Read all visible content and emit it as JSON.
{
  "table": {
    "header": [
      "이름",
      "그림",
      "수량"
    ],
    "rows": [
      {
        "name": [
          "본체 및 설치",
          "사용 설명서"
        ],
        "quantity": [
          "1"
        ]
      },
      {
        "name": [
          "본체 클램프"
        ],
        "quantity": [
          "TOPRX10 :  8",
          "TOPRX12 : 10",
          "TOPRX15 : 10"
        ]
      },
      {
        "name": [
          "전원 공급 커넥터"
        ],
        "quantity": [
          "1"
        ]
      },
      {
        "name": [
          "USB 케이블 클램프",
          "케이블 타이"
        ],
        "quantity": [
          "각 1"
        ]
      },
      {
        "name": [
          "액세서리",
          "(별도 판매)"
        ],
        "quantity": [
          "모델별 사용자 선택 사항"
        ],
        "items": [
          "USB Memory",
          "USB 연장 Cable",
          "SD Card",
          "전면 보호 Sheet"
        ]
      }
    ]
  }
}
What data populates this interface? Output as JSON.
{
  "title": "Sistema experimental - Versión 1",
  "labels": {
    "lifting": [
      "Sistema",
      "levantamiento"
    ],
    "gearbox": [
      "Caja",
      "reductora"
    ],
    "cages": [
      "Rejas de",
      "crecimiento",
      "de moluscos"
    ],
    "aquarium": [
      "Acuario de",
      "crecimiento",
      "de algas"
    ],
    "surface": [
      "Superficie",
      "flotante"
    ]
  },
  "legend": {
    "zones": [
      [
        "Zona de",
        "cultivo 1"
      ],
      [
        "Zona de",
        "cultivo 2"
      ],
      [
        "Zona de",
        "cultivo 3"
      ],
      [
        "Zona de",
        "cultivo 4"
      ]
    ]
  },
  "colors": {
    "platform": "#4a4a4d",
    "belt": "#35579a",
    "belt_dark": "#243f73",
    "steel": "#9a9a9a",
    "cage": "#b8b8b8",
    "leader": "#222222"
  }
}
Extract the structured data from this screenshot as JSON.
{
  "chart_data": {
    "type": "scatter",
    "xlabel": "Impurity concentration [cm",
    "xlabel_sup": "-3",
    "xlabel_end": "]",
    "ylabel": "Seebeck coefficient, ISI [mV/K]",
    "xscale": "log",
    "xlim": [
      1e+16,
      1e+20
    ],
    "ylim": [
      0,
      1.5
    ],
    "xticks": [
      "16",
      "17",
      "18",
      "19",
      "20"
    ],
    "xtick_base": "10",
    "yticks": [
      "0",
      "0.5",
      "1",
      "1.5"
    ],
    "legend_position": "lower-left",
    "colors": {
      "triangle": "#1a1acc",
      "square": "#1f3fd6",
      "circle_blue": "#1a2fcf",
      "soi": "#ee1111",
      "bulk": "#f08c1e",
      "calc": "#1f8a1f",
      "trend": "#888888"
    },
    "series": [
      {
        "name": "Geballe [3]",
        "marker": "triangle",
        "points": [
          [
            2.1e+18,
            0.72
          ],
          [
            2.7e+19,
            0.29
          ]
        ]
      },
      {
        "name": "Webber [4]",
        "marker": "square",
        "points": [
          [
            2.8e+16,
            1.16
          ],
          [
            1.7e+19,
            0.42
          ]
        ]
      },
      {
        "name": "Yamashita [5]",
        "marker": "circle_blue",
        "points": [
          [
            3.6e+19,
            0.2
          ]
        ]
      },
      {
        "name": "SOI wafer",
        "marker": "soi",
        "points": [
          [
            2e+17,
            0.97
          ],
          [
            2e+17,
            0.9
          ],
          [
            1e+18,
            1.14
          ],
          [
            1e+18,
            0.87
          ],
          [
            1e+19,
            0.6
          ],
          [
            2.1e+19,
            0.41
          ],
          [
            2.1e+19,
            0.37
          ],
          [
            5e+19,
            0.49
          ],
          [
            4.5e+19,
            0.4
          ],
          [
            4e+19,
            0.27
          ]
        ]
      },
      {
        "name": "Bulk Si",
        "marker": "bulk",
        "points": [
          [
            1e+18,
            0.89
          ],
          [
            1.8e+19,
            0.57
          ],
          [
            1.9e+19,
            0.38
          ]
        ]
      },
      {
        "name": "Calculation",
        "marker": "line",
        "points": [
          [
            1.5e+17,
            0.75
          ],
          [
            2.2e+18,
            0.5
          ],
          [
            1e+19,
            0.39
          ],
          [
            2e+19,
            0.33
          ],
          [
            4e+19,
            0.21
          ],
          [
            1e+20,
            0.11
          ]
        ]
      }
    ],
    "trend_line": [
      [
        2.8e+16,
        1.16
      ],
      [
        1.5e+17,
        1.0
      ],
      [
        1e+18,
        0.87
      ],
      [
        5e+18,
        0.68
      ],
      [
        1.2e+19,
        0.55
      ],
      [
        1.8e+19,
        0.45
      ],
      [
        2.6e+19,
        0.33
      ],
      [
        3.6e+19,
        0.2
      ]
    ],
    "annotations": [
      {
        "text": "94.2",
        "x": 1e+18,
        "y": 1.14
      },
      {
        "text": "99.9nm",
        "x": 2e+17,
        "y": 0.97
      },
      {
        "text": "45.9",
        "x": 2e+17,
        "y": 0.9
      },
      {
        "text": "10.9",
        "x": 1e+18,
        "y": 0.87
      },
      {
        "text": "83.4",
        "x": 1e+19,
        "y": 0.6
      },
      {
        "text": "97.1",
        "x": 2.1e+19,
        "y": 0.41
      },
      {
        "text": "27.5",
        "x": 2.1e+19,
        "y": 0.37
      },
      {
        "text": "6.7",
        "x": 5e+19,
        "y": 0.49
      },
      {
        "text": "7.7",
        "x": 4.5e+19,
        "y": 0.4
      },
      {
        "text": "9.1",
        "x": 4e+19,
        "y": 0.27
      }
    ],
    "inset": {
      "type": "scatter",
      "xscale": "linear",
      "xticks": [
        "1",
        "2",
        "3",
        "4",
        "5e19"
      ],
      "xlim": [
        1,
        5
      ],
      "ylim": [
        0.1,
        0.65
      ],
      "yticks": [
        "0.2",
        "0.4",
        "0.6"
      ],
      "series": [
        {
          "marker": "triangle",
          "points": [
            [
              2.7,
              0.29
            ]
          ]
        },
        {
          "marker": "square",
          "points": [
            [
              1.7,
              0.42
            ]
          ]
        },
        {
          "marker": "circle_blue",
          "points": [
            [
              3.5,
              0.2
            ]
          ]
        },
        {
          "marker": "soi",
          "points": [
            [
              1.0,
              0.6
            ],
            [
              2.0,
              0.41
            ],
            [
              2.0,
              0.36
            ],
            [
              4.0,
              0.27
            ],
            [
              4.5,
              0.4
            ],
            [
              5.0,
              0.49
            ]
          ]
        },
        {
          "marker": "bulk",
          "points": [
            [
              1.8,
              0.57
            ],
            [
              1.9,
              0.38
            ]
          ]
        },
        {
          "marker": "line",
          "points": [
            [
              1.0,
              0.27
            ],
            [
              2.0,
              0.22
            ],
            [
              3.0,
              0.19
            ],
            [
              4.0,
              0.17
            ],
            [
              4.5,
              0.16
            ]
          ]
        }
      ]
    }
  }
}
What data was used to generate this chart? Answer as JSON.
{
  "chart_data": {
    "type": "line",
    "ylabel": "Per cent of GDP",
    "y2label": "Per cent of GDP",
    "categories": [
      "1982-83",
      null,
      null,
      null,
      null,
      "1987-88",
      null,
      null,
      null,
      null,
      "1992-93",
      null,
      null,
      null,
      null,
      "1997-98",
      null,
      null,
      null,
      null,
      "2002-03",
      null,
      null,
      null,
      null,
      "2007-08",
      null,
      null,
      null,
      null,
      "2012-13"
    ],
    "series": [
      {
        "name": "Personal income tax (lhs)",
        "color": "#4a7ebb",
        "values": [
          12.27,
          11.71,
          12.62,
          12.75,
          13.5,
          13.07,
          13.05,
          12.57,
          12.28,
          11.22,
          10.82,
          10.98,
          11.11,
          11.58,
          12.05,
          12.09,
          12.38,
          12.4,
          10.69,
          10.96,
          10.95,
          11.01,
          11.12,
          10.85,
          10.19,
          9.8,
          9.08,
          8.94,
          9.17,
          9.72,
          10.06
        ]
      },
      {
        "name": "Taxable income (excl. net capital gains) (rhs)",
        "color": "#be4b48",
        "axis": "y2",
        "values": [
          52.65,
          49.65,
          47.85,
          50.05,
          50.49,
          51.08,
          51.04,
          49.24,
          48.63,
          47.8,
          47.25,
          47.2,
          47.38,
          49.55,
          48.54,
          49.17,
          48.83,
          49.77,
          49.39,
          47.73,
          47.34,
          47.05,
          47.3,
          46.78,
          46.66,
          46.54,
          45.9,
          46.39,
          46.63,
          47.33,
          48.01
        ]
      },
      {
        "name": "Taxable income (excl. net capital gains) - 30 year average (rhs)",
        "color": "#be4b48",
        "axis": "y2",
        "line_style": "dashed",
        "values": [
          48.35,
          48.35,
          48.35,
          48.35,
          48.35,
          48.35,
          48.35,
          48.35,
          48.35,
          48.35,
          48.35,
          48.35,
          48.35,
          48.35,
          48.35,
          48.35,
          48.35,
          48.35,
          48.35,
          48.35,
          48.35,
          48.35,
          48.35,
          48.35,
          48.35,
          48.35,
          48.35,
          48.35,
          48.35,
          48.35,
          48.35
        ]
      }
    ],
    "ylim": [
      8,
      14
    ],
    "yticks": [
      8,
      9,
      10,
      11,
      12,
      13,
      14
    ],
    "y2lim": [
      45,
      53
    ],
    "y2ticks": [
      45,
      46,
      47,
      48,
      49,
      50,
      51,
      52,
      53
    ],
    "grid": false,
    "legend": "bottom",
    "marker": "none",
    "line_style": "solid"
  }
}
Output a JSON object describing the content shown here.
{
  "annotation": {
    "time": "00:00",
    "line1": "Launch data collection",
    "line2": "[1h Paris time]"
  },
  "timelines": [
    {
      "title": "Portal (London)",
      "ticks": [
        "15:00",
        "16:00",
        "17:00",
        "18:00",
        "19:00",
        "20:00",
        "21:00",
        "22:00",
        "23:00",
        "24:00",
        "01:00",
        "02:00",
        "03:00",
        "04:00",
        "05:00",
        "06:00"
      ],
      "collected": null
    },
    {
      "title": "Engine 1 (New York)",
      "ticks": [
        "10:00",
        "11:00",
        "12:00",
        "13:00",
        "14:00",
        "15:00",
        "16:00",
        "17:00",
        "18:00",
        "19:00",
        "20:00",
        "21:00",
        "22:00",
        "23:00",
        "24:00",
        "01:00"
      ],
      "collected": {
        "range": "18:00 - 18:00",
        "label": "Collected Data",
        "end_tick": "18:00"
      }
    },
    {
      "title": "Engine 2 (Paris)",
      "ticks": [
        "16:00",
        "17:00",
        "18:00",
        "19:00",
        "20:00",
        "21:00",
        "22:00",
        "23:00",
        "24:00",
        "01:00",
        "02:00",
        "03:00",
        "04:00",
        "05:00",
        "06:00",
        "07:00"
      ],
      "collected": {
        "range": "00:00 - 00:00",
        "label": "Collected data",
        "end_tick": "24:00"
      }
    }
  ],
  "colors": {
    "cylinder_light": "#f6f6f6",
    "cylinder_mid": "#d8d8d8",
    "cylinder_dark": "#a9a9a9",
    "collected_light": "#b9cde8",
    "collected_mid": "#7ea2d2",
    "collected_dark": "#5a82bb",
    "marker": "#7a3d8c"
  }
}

============

Stated problem
Check each line of these records for the string "square" and state only how many lines have it.

Output for this exercise
3